··· Extracted entries ···

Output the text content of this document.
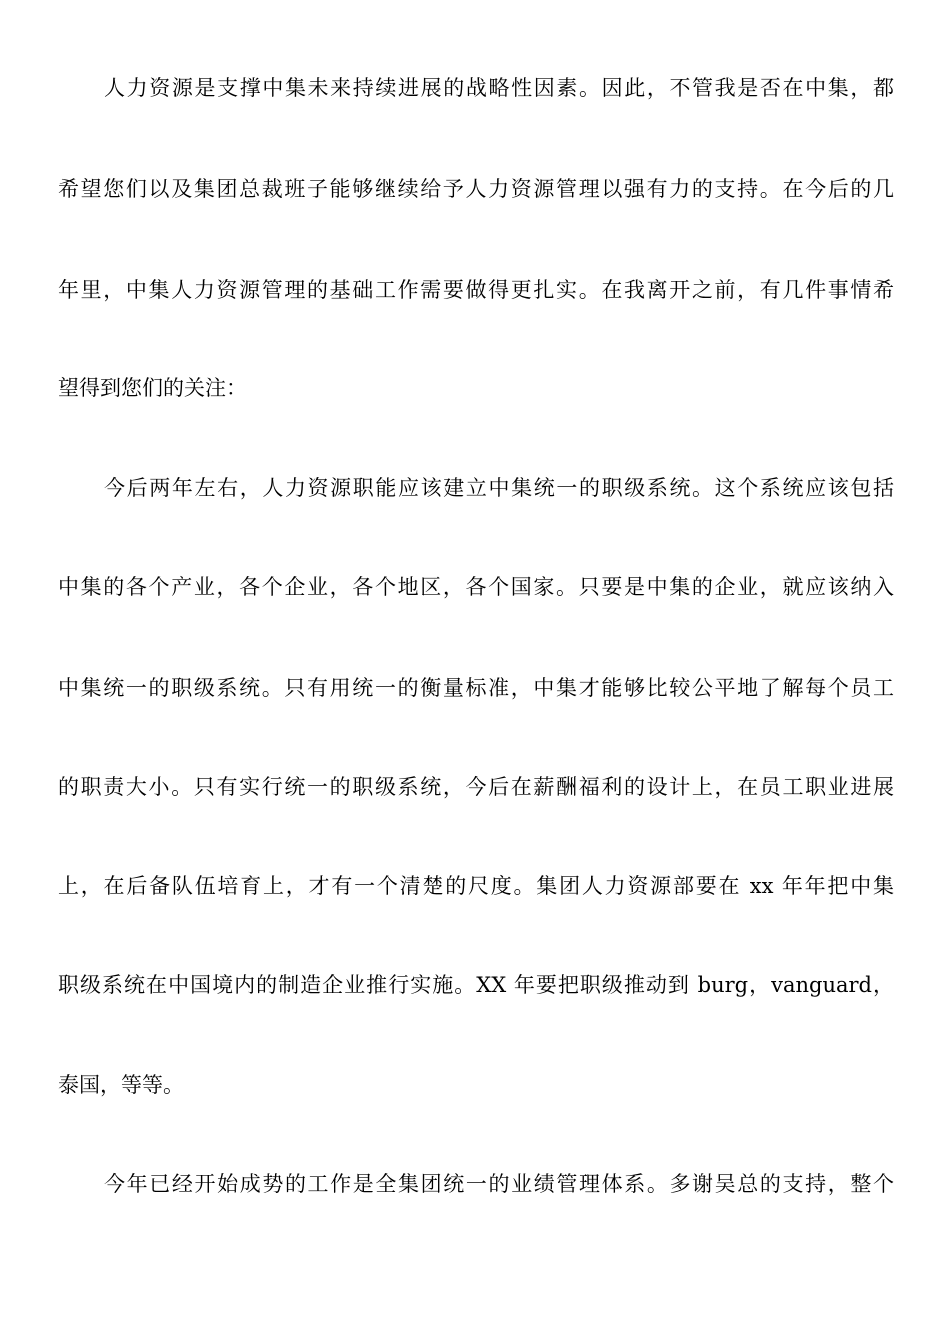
人力资源是支撑中集未来持续进展的战略性因素。因此，不管我是否在中集，都
希望您们以及集团总裁班子能够继续给予人力资源管理以强有力的支持。在今后的几
年里，中集人力资源管理的基础工作需要做得更扎实。在我离开之前，有几件事情希
望得到您们的关注：
今后两年左右，人力资源职能应该建立中集统一的职级系统。这个系统应该包括
中集的各个产业，各个企业，各个地区，各个国家。只要是中集的企业，就应该纳入
中集统一的职级系统。只有用统一的衡量标准，中集才能够比较公平地了解每个员工
的职责大小。只有实行统一的职级系统，今后在薪酬福利的设计上，在员工职业进展
上，在后备队伍培育上，才有一个清楚的尺度。集团人力资源部要在 xx 年年把中集
职级系统在中国境内的制造企业推行实施。XX 年要把职级推动到 burg，vanguard，
泰国，等等。
今年已经开始成势的工作是全集团统一的业绩管理体系。多谢吴总的支持，整个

···

* Instruction
All of the entries need to be transcribed word for word; pictures are left out.

* Solution below
Output the text content of this document.
人力资源是支撑中集未来持续进展的战略性因素。因此，不管我是否在中集，都
希望您们以及集团总裁班子能够继续给予人力资源管理以强有力的支持。在今后的几
年里，中集人力资源管理的基础工作需要做得更扎实。在我离开之前，有几件事情希
望得到您们的关注：
今后两年左右，人力资源职能应该建立中集统一的职级系统。这个系统应该包括
中集的各个产业，各个企业，各个地区，各个国家。只要是中集的企业，就应该纳入
中集统一的职级系统。只有用统一的衡量标准，中集才能够比较公平地了解每个员工
的职责大小。只有实行统一的职级系统，今后在薪酬福利的设计上，在员工职业进展
上，在后备队伍培育上，才有一个清楚的尺度。集团人力资源部要在 xx 年年把中集
职级系统在中国境内的制造企业推行实施。XX 年要把职级推动到 burg，vanguard，
泰国，等等。
今年已经开始成势的工作是全集团统一的业绩管理体系。多谢吴总的支持，整个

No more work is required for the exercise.